#### [SELECTED TEXT]
Bowler on the other hand described the editorial team’s role at Jonathan Cape as one concerned with initiating and establishing negotiations with the author and with ‘structural editing’, contributing to the ‘story’ element of the books, not their ‘aesthetics’. This demarcation of competencies outlined by Bowler had similarities with the processes at Nobrow as described by Arthur for the neurobiology comic book Neurocomic (Farinella and Roš 2014).
Leach saw the historical legacy of self-publishing as giving voice to groups that might be excluded from commercial processes, and Burrowes likened the restricted amount of text that can be used in comics and cartoons to the concision required by a social media platform such as Twitter, suggesting a distinct discipline to the comics writing process.
While Burrowes is able to write and illustrate much of her work, Bloomfield worked with an illustrator on Couple Therapy and said this had implications for the process: ‘If you can’t draw yourself, like me, you have to give up your own images. In any collaboration, you have to give something; you have to compromise.’ Bloomfield also suggested there is another area of compromise that needed to be negotiated while attempting to represent the therapeutic process in the book:
I suppose there was a tension between the dramatic, what I saw as the dramatic needs of the stories, and the actual process of counselling, which is very slow…So really, counselling is like layers and layers of meaning being peeled back…But drama is not like that really. Drama is an external state, often, and visual drama is externally driven by events.
Gray stated that compromises that may be demanded by the comics form don’t necessarily preclude it from pedagogical use: ‘A comic inevitably sacrifices some academic detail for visual impact – that is the trade-off. So they need to be used as one of a variety of tools, but that’s the case with most teaching resources anyway.’
1.3 The Influence of Peer Networks
Czerweic, co-manager of the GraphicMedicine.org website, also sees the concept of finding like-minded people at the core of the group’s activities, stating ‘in some ways, the community building, and the kind of community that was formed around the website Ian Williams created and the first conference he held in 2010 in London, that’s been the biggest prize’ (Fitch, 2013). This position is echoed in a letter to the journal Medical Humanities, as Al-Jawad summarises the 2013 International Conference on Comics and Medicine using a full-page drawing with cartoon representations of those who took part (Al-Jawad 2013: 146). Al-Jawad also describes the ‘open and friendly atmosphere’ with a ‘marketplace where many artists were able to show and sell comic books of all shapes and sizes’ (Al-Jawad 2013: 145).

#### [RECORDS SUPPLIED]
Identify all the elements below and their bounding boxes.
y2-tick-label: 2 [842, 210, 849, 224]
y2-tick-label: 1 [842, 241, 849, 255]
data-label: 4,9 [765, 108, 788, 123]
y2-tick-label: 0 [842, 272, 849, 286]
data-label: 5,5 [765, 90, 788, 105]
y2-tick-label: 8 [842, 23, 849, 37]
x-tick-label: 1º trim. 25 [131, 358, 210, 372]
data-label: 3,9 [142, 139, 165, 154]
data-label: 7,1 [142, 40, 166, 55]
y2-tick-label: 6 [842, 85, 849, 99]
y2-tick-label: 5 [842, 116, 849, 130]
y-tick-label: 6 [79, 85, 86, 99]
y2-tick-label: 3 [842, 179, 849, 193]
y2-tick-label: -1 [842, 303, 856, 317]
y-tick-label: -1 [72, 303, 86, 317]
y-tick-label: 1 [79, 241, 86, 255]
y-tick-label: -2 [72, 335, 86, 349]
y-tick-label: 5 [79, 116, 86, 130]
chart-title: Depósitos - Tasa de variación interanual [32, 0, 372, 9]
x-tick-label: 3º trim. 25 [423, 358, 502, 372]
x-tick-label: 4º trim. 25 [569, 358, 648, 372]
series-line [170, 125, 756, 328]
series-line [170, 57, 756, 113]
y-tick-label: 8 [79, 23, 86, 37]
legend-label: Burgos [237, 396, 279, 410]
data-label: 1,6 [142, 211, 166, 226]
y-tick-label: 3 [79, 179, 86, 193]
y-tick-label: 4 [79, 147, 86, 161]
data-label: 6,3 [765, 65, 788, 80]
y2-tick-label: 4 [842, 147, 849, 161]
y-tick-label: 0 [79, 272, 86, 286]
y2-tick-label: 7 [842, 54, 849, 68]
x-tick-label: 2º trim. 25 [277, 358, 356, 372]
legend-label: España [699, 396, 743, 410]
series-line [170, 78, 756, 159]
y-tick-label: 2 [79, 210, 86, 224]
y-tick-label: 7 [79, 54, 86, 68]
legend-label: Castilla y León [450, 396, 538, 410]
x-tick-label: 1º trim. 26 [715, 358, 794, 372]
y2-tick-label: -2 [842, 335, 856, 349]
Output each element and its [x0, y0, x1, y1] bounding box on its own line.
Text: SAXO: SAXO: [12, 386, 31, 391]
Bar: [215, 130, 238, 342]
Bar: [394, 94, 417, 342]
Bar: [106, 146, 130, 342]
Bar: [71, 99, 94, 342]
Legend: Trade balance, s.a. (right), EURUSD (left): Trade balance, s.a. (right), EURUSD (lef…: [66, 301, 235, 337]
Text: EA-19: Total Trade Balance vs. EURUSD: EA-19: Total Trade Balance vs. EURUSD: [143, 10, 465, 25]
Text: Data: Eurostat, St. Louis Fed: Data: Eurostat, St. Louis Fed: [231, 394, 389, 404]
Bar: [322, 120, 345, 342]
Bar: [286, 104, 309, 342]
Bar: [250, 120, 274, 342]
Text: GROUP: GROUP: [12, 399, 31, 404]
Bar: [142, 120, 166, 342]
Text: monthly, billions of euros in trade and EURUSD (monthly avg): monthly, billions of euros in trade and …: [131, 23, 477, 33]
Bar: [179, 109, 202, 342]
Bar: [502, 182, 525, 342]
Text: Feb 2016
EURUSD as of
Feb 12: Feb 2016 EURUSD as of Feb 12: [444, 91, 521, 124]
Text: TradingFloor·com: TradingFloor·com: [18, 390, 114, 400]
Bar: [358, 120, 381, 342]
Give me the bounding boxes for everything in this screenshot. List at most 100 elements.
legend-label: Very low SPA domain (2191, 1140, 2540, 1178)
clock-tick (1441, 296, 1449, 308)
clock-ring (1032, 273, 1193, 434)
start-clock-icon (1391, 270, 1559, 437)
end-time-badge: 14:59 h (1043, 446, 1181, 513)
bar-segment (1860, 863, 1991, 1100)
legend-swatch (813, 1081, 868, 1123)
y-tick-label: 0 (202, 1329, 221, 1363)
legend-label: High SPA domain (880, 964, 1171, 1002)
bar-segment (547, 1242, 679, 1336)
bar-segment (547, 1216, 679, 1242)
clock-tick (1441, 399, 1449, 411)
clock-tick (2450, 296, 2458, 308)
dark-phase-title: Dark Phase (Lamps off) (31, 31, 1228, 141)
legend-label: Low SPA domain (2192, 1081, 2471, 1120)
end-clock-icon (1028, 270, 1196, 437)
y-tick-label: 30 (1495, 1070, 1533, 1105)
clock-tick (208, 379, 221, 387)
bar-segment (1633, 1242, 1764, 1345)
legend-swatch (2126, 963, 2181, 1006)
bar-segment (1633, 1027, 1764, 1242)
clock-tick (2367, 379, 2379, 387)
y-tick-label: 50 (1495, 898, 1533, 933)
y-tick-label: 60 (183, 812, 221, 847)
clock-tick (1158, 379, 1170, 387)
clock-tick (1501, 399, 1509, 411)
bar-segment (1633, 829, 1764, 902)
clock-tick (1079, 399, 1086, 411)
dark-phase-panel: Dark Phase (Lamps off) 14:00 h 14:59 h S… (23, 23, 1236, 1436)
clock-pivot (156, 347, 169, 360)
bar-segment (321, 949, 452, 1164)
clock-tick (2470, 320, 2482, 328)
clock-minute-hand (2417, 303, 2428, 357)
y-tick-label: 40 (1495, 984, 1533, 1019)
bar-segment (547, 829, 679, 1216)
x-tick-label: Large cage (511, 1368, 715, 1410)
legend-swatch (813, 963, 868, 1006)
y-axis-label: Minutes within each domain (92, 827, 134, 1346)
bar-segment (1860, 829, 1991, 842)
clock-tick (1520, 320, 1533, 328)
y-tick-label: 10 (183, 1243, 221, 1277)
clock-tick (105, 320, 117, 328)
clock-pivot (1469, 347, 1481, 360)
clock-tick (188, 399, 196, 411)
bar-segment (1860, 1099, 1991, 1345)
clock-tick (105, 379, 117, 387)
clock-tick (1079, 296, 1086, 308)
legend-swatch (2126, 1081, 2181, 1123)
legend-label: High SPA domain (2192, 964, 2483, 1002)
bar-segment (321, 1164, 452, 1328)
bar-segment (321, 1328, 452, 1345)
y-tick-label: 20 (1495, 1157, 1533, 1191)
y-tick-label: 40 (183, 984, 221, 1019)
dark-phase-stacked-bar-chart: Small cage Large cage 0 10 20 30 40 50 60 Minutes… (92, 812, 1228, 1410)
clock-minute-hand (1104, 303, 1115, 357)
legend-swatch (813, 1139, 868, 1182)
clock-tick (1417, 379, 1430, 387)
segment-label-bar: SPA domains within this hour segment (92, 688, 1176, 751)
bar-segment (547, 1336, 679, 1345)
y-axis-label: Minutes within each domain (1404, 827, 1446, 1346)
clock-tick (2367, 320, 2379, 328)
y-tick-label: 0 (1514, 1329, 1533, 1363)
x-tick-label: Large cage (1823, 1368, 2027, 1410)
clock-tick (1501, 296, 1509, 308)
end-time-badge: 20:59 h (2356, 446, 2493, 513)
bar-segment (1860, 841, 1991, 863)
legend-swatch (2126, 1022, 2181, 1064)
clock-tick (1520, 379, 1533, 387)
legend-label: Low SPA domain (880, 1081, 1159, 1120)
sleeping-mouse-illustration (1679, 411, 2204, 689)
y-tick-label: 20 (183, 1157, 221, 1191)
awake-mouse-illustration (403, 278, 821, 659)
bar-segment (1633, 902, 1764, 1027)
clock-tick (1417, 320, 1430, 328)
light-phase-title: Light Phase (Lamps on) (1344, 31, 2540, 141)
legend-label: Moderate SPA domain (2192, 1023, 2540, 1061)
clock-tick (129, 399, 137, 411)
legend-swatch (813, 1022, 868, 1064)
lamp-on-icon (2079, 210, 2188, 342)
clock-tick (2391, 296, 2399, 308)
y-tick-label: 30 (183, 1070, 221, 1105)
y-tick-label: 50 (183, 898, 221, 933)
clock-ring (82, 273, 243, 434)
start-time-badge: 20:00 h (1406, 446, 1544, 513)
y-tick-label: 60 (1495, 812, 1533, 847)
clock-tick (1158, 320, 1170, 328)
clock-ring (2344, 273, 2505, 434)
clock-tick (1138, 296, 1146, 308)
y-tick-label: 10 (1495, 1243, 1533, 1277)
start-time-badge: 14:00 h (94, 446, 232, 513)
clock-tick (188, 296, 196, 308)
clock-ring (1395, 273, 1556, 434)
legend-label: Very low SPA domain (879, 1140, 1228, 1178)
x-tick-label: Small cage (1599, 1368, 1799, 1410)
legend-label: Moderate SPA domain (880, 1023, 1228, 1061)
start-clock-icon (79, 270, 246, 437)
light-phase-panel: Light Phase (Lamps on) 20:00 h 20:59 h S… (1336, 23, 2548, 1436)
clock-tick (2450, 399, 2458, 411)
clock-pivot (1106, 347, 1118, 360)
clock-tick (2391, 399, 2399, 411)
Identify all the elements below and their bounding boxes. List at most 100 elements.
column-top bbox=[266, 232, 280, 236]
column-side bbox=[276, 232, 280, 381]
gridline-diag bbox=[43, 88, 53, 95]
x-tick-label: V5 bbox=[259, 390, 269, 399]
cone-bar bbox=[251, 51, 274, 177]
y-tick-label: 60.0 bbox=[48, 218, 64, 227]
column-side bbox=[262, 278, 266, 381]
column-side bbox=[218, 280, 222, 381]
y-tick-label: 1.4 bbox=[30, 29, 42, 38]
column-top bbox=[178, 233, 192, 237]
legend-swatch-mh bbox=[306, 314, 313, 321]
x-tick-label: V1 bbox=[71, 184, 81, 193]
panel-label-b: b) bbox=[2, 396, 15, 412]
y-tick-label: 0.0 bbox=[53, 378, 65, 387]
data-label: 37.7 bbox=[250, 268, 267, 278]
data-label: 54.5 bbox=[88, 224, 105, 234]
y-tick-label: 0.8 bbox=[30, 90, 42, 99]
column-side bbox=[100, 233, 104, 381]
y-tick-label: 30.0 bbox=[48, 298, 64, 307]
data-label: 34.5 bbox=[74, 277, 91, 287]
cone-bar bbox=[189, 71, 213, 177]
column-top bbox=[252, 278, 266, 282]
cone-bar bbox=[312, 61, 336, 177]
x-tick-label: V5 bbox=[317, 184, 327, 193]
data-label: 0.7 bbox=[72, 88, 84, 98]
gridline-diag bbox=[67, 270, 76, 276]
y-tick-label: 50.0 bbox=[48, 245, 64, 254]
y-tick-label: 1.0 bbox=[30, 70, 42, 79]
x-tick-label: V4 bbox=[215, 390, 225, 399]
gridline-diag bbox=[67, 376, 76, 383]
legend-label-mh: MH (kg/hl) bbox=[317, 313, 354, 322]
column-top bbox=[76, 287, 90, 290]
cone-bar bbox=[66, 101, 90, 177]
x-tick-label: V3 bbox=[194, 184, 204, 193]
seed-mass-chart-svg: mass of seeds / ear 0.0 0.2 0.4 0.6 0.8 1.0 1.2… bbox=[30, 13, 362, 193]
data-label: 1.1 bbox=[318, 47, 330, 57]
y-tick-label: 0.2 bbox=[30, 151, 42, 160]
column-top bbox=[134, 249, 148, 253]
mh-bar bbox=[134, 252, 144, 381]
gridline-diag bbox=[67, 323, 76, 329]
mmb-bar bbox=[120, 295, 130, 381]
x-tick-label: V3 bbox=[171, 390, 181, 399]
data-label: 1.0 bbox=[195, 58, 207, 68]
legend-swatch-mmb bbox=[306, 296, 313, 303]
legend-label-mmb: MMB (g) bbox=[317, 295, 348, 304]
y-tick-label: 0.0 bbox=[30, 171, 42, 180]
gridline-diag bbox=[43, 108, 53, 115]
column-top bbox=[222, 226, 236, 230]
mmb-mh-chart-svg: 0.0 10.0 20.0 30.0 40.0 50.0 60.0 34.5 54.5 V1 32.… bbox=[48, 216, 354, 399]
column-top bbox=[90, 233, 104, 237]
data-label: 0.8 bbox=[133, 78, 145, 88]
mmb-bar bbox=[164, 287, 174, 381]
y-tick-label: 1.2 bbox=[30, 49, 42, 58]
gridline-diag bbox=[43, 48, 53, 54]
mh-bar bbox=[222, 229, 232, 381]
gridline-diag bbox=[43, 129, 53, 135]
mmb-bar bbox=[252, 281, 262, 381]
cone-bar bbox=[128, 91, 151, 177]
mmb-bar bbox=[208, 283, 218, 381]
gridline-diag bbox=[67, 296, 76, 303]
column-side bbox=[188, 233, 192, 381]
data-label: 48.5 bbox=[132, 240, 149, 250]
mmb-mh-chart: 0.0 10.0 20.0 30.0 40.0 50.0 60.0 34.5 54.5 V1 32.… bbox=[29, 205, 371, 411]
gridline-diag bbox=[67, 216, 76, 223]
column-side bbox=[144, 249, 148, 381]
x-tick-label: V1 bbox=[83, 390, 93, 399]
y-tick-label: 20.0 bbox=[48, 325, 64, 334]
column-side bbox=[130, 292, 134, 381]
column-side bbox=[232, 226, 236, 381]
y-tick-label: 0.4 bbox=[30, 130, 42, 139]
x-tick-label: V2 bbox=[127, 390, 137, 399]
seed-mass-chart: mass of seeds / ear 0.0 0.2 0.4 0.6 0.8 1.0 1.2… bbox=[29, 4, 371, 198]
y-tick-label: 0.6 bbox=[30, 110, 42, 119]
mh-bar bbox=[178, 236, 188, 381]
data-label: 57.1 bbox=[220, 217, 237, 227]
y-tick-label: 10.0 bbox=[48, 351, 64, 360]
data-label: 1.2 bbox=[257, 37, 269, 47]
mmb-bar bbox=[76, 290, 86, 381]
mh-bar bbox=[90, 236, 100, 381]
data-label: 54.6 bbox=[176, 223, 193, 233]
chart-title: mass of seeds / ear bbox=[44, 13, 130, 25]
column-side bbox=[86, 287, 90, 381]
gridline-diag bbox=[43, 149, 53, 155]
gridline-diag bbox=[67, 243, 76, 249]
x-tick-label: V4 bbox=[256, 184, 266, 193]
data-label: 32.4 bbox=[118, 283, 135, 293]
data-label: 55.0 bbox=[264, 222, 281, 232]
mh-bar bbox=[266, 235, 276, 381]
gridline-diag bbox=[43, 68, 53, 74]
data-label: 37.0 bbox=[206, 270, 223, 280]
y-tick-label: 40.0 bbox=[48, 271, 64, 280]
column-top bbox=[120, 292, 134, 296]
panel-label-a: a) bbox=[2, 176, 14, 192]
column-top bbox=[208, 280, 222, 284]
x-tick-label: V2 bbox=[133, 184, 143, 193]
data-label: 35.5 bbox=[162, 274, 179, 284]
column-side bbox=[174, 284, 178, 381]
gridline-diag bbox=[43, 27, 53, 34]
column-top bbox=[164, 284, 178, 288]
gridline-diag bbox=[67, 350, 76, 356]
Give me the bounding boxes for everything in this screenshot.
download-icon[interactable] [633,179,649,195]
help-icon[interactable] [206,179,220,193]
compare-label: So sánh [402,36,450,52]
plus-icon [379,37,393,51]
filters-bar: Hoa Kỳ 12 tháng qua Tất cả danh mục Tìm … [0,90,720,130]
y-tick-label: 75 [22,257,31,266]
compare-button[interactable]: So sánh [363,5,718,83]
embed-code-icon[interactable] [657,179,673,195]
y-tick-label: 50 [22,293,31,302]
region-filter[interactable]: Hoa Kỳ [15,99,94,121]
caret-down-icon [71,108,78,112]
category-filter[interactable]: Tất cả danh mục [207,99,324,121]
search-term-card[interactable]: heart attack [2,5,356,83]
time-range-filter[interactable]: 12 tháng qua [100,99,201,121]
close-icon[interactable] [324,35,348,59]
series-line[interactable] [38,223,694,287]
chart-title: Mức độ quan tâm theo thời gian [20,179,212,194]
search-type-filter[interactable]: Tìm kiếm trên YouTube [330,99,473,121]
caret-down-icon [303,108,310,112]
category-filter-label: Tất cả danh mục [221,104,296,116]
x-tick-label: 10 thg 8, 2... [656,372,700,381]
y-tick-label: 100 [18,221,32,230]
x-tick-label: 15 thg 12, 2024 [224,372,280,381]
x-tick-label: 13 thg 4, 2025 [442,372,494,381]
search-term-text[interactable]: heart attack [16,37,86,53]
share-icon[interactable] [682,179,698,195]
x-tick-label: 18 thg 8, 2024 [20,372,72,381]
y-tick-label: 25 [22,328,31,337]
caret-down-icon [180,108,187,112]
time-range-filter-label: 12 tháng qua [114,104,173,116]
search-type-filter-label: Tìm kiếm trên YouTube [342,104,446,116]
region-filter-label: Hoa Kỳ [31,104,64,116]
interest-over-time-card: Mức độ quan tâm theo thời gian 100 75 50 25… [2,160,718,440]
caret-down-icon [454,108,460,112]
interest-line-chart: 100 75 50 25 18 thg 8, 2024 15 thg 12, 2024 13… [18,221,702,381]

#### [EXERCISE A]
In the passage on comics and graphic medicine, what did Burrowes compare the limited amount of text in comics and cartoons to?
#### [EXERCISE B]
Carry the passage on comics and graphic medicine forward from its final sentence, in the same academic style.

#### [EXERCISE RESPONSE A]
The concision required by a social media platform such as Twitter.

#### [EXERCISE RESPONSE B]
The perception of community was apparent in most of the interviews, although the concept and its components varied. Activities around comics fairs such as Thought Bubble (http://thoughtbubblefestival.com) in Leeds and creator-focussed meetings such as Laydeez do Comics (http://laydeezdocomics.wordpress.com) are seen as integral to this sense of community. Williams identified social interactions around comics as providing an environment that facilitated self-expression. While Williams’ recollection of his early trips to comics fairs and conferences seem to exemplify an informal atmosphere with little consideration of commerce, he also pointed out that connections made during this time later led to professional work.
Pearlman stated that comics conventions and fairs are ‘absolutely vital’, for creators and publishers alike, and Bowler agreed with the importance of conventions and fairs to publishers, and suggested that Jonathan Cape could learn from Pearlman and Myriad’s approach. L.B. Lee described conferences and festivals as a way of getting ‘more direct feedback about our work’ and providing the opportunity to ‘meet up with other creators who can give valid input’.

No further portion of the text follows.